> _Exercise requirements_: Reproduce each line of the material precisely.

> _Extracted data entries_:
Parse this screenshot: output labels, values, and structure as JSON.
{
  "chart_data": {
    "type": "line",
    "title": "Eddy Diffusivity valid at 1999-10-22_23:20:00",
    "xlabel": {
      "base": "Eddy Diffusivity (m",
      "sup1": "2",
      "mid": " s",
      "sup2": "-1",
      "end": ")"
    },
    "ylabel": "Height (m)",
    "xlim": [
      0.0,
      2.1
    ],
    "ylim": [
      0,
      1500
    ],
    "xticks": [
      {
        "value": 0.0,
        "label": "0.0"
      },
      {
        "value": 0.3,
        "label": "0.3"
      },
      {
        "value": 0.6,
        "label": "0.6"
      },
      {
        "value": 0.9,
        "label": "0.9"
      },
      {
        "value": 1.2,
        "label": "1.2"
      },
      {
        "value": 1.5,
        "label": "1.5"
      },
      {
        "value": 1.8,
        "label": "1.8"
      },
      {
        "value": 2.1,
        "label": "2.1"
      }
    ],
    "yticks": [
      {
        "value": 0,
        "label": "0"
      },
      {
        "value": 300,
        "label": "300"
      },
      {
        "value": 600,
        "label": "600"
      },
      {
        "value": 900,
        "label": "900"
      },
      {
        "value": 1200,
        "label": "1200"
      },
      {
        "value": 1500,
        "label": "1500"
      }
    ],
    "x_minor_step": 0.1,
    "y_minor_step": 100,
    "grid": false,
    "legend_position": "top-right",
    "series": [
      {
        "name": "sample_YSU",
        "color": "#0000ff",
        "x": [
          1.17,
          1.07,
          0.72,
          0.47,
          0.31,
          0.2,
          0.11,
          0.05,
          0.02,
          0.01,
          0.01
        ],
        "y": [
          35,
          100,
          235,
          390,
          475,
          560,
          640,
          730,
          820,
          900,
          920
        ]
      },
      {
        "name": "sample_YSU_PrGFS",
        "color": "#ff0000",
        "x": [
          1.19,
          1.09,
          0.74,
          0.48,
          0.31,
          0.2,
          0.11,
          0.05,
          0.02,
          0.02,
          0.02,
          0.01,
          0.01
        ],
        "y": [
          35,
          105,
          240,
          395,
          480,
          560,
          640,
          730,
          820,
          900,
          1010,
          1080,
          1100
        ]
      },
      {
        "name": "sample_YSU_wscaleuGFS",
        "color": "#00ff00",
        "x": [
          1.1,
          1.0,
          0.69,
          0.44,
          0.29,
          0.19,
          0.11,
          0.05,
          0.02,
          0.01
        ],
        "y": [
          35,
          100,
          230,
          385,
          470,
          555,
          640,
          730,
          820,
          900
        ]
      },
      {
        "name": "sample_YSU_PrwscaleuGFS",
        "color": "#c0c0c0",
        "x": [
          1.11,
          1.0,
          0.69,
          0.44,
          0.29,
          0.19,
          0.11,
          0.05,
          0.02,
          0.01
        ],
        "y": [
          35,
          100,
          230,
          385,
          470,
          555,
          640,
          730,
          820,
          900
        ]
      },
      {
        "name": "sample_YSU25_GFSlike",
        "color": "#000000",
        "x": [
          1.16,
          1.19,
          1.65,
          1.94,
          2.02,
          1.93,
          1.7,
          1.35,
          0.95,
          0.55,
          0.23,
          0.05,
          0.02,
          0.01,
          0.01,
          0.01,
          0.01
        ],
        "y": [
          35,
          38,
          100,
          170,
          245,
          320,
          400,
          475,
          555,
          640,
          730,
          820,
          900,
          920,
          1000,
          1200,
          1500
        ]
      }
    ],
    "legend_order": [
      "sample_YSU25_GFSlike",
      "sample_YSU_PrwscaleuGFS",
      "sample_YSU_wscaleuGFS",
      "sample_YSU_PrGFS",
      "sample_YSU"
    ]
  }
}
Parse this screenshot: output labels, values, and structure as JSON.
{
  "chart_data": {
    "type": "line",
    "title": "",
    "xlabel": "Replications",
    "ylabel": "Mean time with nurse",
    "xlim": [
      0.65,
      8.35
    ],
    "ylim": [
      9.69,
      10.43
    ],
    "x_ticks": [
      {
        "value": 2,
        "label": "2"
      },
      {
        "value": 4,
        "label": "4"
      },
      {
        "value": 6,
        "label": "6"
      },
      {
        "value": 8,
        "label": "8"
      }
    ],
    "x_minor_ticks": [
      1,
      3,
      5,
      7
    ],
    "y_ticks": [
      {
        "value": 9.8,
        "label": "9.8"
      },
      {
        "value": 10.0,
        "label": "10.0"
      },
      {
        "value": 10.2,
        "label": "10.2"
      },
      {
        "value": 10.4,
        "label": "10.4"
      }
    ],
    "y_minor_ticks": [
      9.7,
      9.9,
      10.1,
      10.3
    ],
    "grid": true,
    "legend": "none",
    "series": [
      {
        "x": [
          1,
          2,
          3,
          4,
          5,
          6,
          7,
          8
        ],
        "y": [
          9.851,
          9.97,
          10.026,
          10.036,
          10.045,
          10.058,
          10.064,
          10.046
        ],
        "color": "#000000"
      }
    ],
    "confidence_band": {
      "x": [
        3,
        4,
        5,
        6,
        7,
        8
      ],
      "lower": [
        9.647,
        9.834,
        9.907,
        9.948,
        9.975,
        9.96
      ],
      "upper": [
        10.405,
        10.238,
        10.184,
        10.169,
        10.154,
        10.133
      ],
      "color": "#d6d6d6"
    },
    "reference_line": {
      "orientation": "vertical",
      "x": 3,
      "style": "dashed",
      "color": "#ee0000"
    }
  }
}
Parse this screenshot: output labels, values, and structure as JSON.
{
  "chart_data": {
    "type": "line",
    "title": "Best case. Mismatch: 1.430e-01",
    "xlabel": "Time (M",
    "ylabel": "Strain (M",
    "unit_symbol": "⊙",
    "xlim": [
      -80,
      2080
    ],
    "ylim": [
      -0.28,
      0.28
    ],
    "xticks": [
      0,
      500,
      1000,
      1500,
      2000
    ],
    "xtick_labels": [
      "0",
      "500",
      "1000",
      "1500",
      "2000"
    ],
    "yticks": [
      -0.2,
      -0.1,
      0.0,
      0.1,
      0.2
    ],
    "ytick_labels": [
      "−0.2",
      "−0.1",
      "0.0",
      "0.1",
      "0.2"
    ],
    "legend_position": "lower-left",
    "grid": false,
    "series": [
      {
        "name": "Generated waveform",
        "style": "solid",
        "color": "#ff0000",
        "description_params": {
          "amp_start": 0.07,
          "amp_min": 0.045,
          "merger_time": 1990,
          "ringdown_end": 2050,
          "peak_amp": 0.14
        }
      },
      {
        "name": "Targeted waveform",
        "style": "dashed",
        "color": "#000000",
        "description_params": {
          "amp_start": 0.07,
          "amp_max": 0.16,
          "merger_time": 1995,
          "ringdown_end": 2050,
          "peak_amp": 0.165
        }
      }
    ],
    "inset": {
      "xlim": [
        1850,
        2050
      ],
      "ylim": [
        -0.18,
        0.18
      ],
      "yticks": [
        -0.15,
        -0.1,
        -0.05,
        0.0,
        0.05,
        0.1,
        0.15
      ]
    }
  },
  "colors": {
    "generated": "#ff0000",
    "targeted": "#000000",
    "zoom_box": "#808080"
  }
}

> _Solution for this task_:
Parse this screenshot: output labels, values, and structure as JSON.
{
  "chart_data": {
    "type": "line",
    "title": "Eddy Diffusivity valid at 1999-10-22_23:20:00",
    "xlabel": {
      "base": "Eddy Diffusivity (m",
      "sup1": "2",
      "mid": " s",
      "sup2": "-1",
      "end": ")"
    },
    "ylabel": "Height (m)",
    "xlim": [
      0.0,
      2.1
    ],
    "ylim": [
      0,
      1500
    ],
    "xticks": [
      {
        "value": 0.0,
        "label": "0.0"
      },
      {
        "value": 0.3,
        "label": "0.3"
      },
      {
        "value": 0.6,
        "label": "0.6"
      },
      {
        "value": 0.9,
        "label": "0.9"
      },
      {
        "value": 1.2,
        "label": "1.2"
      },
      {
        "value": 1.5,
        "label": "1.5"
      },
      {
        "value": 1.8,
        "label": "1.8"
      },
      {
        "value": 2.1,
        "label": "2.1"
      }
    ],
    "yticks": [
      {
        "value": 0,
        "label": "0"
      },
      {
        "value": 300,
        "label": "300"
      },
      {
        "value": 600,
        "label": "600"
      },
      {
        "value": 900,
        "label": "900"
      },
      {
        "value": 1200,
        "label": "1200"
      },
      {
        "value": 1500,
        "label": "1500"
      }
    ],
    "x_minor_step": 0.1,
    "y_minor_step": 100,
    "grid": false,
    "legend_position": "top-right",
    "series": [
      {
        "name": "sample_YSU",
        "color": "#0000ff",
        "x": [
          1.17,
          1.07,
          0.72,
          0.47,
          0.31,
          0.2,
          0.11,
          0.05,
          0.02,
          0.01,
          0.01
        ],
        "y": [
          35,
          100,
          235,
          390,
          475,
          560,
          640,
          730,
          820,
          900,
          920
        ]
      },
      {
        "name": "sample_YSU_PrGFS",
        "color": "#ff0000",
        "x": [
          1.19,
          1.09,
          0.74,
          0.48,
          0.31,
          0.2,
          0.11,
          0.05,
          0.02,
          0.02,
          0.02,
          0.01,
          0.01
        ],
        "y": [
          35,
          105,
          240,
          395,
          480,
          560,
          640,
          730,
          820,
          900,
          1010,
          1080,
          1100
        ]
      },
      {
        "name": "sample_YSU_wscaleuGFS",
        "color": "#00ff00",
        "x": [
          1.1,
          1.0,
          0.69,
          0.44,
          0.29,
          0.19,
          0.11,
          0.05,
          0.02,
          0.01
        ],
        "y": [
          35,
          100,
          230,
          385,
          470,
          555,
          640,
          730,
          820,
          900
        ]
      },
      {
        "name": "sample_YSU_PrwscaleuGFS",
        "color": "#c0c0c0",
        "x": [
          1.11,
          1.0,
          0.69,
          0.44,
          0.29,
          0.19,
          0.11,
          0.05,
          0.02,
          0.01
        ],
        "y": [
          35,
          100,
          230,
          385,
          470,
          555,
          640,
          730,
          820,
          900
        ]
      },
      {
        "name": "sample_YSU25_GFSlike",
        "color": "#000000",
        "x": [
          1.16,
          1.19,
          1.65,
          1.94,
          2.02,
          1.93,
          1.7,
          1.35,
          0.95,
          0.55,
          0.23,
          0.05,
          0.02,
          0.01,
          0.01,
          0.01,
          0.01
        ],
        "y": [
          35,
          38,
          100,
          170,
          245,
          320,
          400,
          475,
          555,
          640,
          730,
          820,
          900,
          920,
          1000,
          1200,
          1500
        ]
      }
    ],
    "legend_order": [
      "sample_YSU25_GFSlike",
      "sample_YSU_PrwscaleuGFS",
      "sample_YSU_wscaleuGFS",
      "sample_YSU_PrGFS",
      "sample_YSU"
    ]
  }
}
Parse this screenshot: output labels, values, and structure as JSON.
{
  "chart_data": {
    "type": "line",
    "title": "",
    "xlabel": "Replications",
    "ylabel": "Mean time with nurse",
    "xlim": [
      0.65,
      8.35
    ],
    "ylim": [
      9.69,
      10.43
    ],
    "x_ticks": [
      {
        "value": 2,
        "label": "2"
      },
      {
        "value": 4,
        "label": "4"
      },
      {
        "value": 6,
        "label": "6"
      },
      {
        "value": 8,
        "label": "8"
      }
    ],
    "x_minor_ticks": [
      1,
      3,
      5,
      7
    ],
    "y_ticks": [
      {
        "value": 9.8,
        "label": "9.8"
      },
      {
        "value": 10.0,
        "label": "10.0"
      },
      {
        "value": 10.2,
        "label": "10.2"
      },
      {
        "value": 10.4,
        "label": "10.4"
      }
    ],
    "y_minor_ticks": [
      9.7,
      9.9,
      10.1,
      10.3
    ],
    "grid": true,
    "legend": "none",
    "series": [
      {
        "x": [
          1,
          2,
          3,
          4,
          5,
          6,
          7,
          8
        ],
        "y": [
          9.851,
          9.97,
          10.026,
          10.036,
          10.045,
          10.058,
          10.064,
          10.046
        ],
        "color": "#000000"
      }
    ],
    "confidence_band": {
      "x": [
        3,
        4,
        5,
        6,
        7,
        8
      ],
      "lower": [
        9.647,
        9.834,
        9.907,
        9.948,
        9.975,
        9.96
      ],
      "upper": [
        10.405,
        10.238,
        10.184,
        10.169,
        10.154,
        10.133
      ],
      "color": "#d6d6d6"
    },
    "reference_line": {
      "orientation": "vertical",
      "x": 3,
      "style": "dashed",
      "color": "#ee0000"
    }
  }
}
Parse this screenshot: output labels, values, and structure as JSON.
{
  "chart_data": {
    "type": "line",
    "title": "Best case. Mismatch: 1.430e-01",
    "xlabel": "Time (M",
    "ylabel": "Strain (M",
    "unit_symbol": "⊙",
    "xlim": [
      -80,
      2080
    ],
    "ylim": [
      -0.28,
      0.28
    ],
    "xticks": [
      0,
      500,
      1000,
      1500,
      2000
    ],
    "xtick_labels": [
      "0",
      "500",
      "1000",
      "1500",
      "2000"
    ],
    "yticks": [
      -0.2,
      -0.1,
      0.0,
      0.1,
      0.2
    ],
    "ytick_labels": [
      "−0.2",
      "−0.1",
      "0.0",
      "0.1",
      "0.2"
    ],
    "legend_position": "lower-left",
    "grid": false,
    "series": [
      {
        "name": "Generated waveform",
        "style": "solid",
        "color": "#ff0000",
        "description_params": {
          "amp_start": 0.07,
          "amp_min": 0.045,
          "merger_time": 1990,
          "ringdown_end": 2050,
          "peak_amp": 0.14
        }
      },
      {
        "name": "Targeted waveform",
        "style": "dashed",
        "color": "#000000",
        "description_params": {
          "amp_start": 0.07,
          "amp_max": 0.16,
          "merger_time": 1995,
          "ringdown_end": 2050,
          "peak_amp": 0.165
        }
      }
    ],
    "inset": {
      "xlim": [
        1850,
        2050
      ],
      "ylim": [
        -0.18,
        0.18
      ],
      "yticks": [
        -0.15,
        -0.1,
        -0.05,
        0.0,
        0.05,
        0.1,
        0.15
      ]
    }
  },
  "colors": {
    "generated": "#ff0000",
    "targeted": "#000000",
    "zoom_box": "#808080"
  }
}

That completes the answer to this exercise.